__Work to complete__
All of the listing below must be repeated word for word. Pictures are the only thing to omit.

__Extracted entries__
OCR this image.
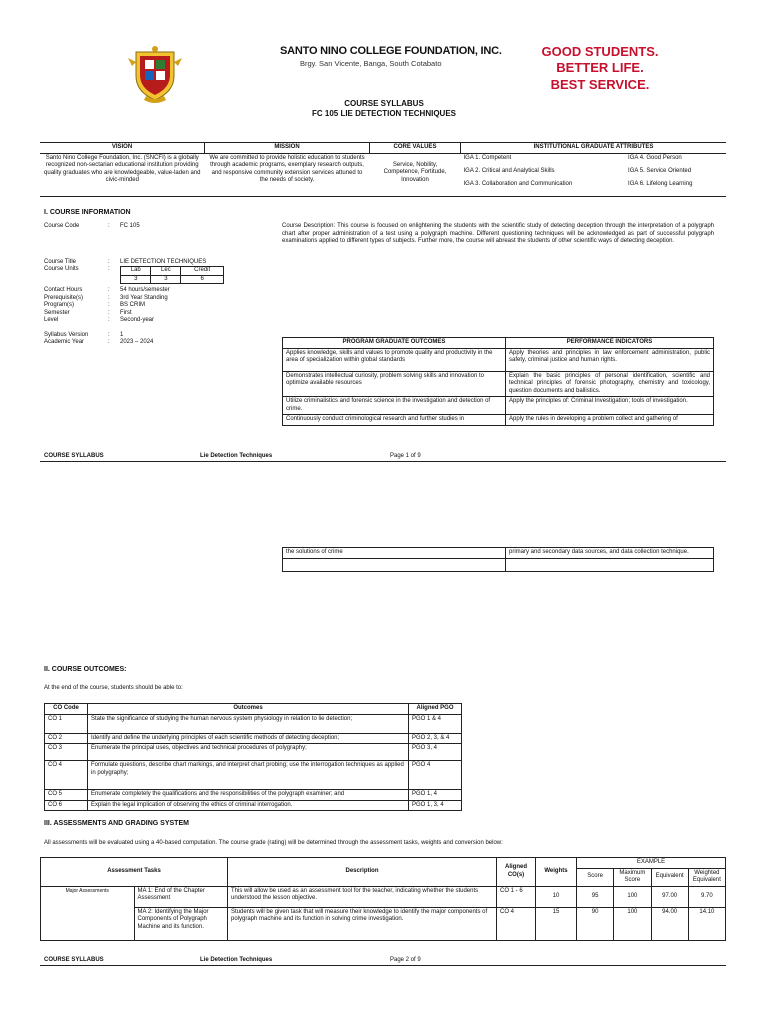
SANTO NINO COLLEGE FOUNDATION, INC.
Brgy. San Vicente, Banga, South Cotabato
GOOD STUDENTS.
BETTER LIFE.
BEST SERVICE.
COURSE SYLLABUS
FC 105 LIE DETECTION TECHNIQUES
VISION	MISSION	CORE VALUES	INSTITUTIONAL GRADUATE ATTRIBUTES	
Santo Nino College Foundation, Inc. (SNCFI) is a globally recognized non-sectarian educational institution providing quality graduates who are knowledgeable, value-laden and civic-minded	We are committed to provide holistic education to students through academic programs, exemplary research outputs, and responsive community extension services attuned to the needs of society.	Service, Nobility, Competence, Fortitude, Innovation	IGA 1. Competent	IGA 4. Good Person
			IGA 2. Critical and Analytical Skills	IGA 5. Service Oriented
			IGA 3. Collaboration and Communication	IGA 6. Lifelong Learning
I. COURSE INFORMATION
Course Code	:	FC 105
Course Title	:	LIE DETECTION TECHNIQUES
Course Units	:	Lab	Lec	Credit
3	3	6
Contact Hours	:	54 hours/semester
Prerequisite(s)	:	3rd Year Standing
Program(s)	:	BS CRIM
Semester	:	First
Level	:	Second-year
Syllabus Version	:	1
Academic Year	:	2023 – 2024
Course Description: This course is focused on enlightening the students with the scientific study of detecting deception through the interpretation of a polygraph chart after proper administration of a test using a polygraph machine. Different questioning techniques will be acknowledged as part of successful polygraph examinations applied to different types of subjects. Further more, the course will abreast the students of other scientific ways of detecting deception.
PROGRAM GRADUATE OUTCOMES	PERFORMANCE INDICATORS
Applies knowledge, skills and values to promote quality and productivity in the area of specialization within global standards	Apply theories and principles in law enforcement administration, public safety, criminal justice and human rights.
Demonstrates intellectual curiosity, problem solving skills and innovation to optimize available resources	Explain the basic principles of personal identification, scientific and technical principles of forensic photography, chemistry and toxicology, question documents and ballistics.
Utilize criminalistics and forensic science in the investigation and detection of crime.	Apply the principles of: Criminal Investigation; tools of investigation.
Continuously conduct criminological research and further studies in	Apply the rules in developing a problem collect and gathering of
COURSE SYLLABUS	Lie Detection Techniques	Page 1 of 9
the solutions of crime	primary and secondary data sources, and data collection technique.

II. COURSE OUTCOMES:
At the end of the course, students should be able to:
CO Code	Outcomes	Aligned PGO
CO 1	State the significance of studying the human nervous system physiology in relation to lie detection;	PGO 1 & 4
CO 2	Identify and define the underlying principles of each scientific methods of detecting deception;	PGO 2, 3, & 4
CO 3	Enumerate the principal uses, objectives and technical procedures of polygraphy;	PGO 3, 4
CO 4	Formulate questions, describe chart markings, and interpret chart probing; use the interrogation techniques as applied in polygraphy;	PGO 4
CO 5	Enumerate completely the qualifications and the responsibilities of the polygraph examiner; and	PGO 1, 4
CO 6	Explain the legal implication of observing the ethics of criminal interrogation.	PGO 1, 3, 4
III. ASSESSMENTS AND GRADING SYSTEM
All assessments will be evaluated using a 40-based computation. The course grade (rating) will be determined through the assessment tasks, weights and conversion below:
Assessment Tasks		Description	Aligned CO(s)	Weights	EXAMPLE			
					Score	Maximum Score	Equivalent	Weighted Equivalent
Major Assessments	MA 1: End of the Chapter Assessment	This will allow be used as an assessment tool for the teacher, indicating whether the students understood the lesson objective.	CO 1 - 6	10	95	100	97.00	9.70
	MA 2: Identifying the Major Components of Polygraph Machine and its function.	Students will be given task that will measure their knowledge to identify the major components of polygraph machine and its function in solving crime investigation.	CO 4	15	90	100	94.00	14.10
COURSE SYLLABUS	Lie Detection Techniques	Page 2 of 9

__Task solution__
OCR this image.
SANTO NINO COLLEGE FOUNDATION, INC.
Brgy. San Vicente, Banga, South Cotabato
GOOD STUDENTS.
BETTER LIFE.
BEST SERVICE.
COURSE SYLLABUS
FC 105 LIE DETECTION TECHNIQUES
VISION	MISSION	CORE VALUES	INSTITUTIONAL GRADUATE ATTRIBUTES	
Santo Nino College Foundation, Inc. (SNCFI) is a globally recognized non-sectarian educational institution providing quality graduates who are knowledgeable, value-laden and civic-minded	We are committed to provide holistic education to students through academic programs, exemplary research outputs, and responsive community extension services attuned to the needs of society.	Service, Nobility, Competence, Fortitude, Innovation	IGA 1. Competent	IGA 4. Good Person
			IGA 2. Critical and Analytical Skills	IGA 5. Service Oriented
			IGA 3. Collaboration and Communication	IGA 6. Lifelong Learning
I. COURSE INFORMATION
Course Code	:	FC 105
Course Title	:	LIE DETECTION TECHNIQUES
Course Units	:	Lab	Lec	Credit
3	3	6
Contact Hours	:	54 hours/semester
Prerequisite(s)	:	3rd Year Standing
Program(s)	:	BS CRIM
Semester	:	First
Level	:	Second-year
Syllabus Version	:	1
Academic Year	:	2023 – 2024
Course Description: This course is focused on enlightening the students with the scientific study of detecting deception through the interpretation of a polygraph chart after proper administration of a test using a polygraph machine. Different questioning techniques will be acknowledged as part of successful polygraph examinations applied to different types of subjects. Further more, the course will abreast the students of other scientific ways of detecting deception.
PROGRAM GRADUATE OUTCOMES	PERFORMANCE INDICATORS
Applies knowledge, skills and values to promote quality and productivity in the area of specialization within global standards	Apply theories and principles in law enforcement administration, public safety, criminal justice and human rights.
Demonstrates intellectual curiosity, problem solving skills and innovation to optimize available resources	Explain the basic principles of personal identification, scientific and technical principles of forensic photography, chemistry and toxicology, question documents and ballistics.
Utilize criminalistics and forensic science in the investigation and detection of crime.	Apply the principles of: Criminal Investigation; tools of investigation.
Continuously conduct criminological research and further studies in	Apply the rules in developing a problem collect and gathering of
COURSE SYLLABUS	Lie Detection Techniques	Page 1 of 9
the solutions of crime	primary and secondary data sources, and data collection technique.

II. COURSE OUTCOMES:
At the end of the course, students should be able to:
CO Code	Outcomes	Aligned PGO
CO 1	State the significance of studying the human nervous system physiology in relation to lie detection;	PGO 1 & 4
CO 2	Identify and define the underlying principles of each scientific methods of detecting deception;	PGO 2, 3, & 4
CO 3	Enumerate the principal uses, objectives and technical procedures of polygraphy;	PGO 3, 4
CO 4	Formulate questions, describe chart markings, and interpret chart probing; use the interrogation techniques as applied in polygraphy;	PGO 4
CO 5	Enumerate completely the qualifications and the responsibilities of the polygraph examiner; and	PGO 1, 4
CO 6	Explain the legal implication of observing the ethics of criminal interrogation.	PGO 1, 3, 4
III. ASSESSMENTS AND GRADING SYSTEM
All assessments will be evaluated using a 40-based computation. The course grade (rating) will be determined through the assessment tasks, weights and conversion below:
Assessment Tasks		Description	Aligned CO(s)	Weights	EXAMPLE			
					Score	Maximum Score	Equivalent	Weighted Equivalent
Major Assessments	MA 1: End of the Chapter Assessment	This will allow be used as an assessment tool for the teacher, indicating whether the students understood the lesson objective.	CO 1 - 6	10	95	100	97.00	9.70
	MA 2: Identifying the Major Components of Polygraph Machine and its function.	Students will be given task that will measure their knowledge to identify the major components of polygraph machine and its function in solving crime investigation.	CO 4	15	90	100	94.00	14.10
COURSE SYLLABUS	Lie Detection Techniques	Page 2 of 9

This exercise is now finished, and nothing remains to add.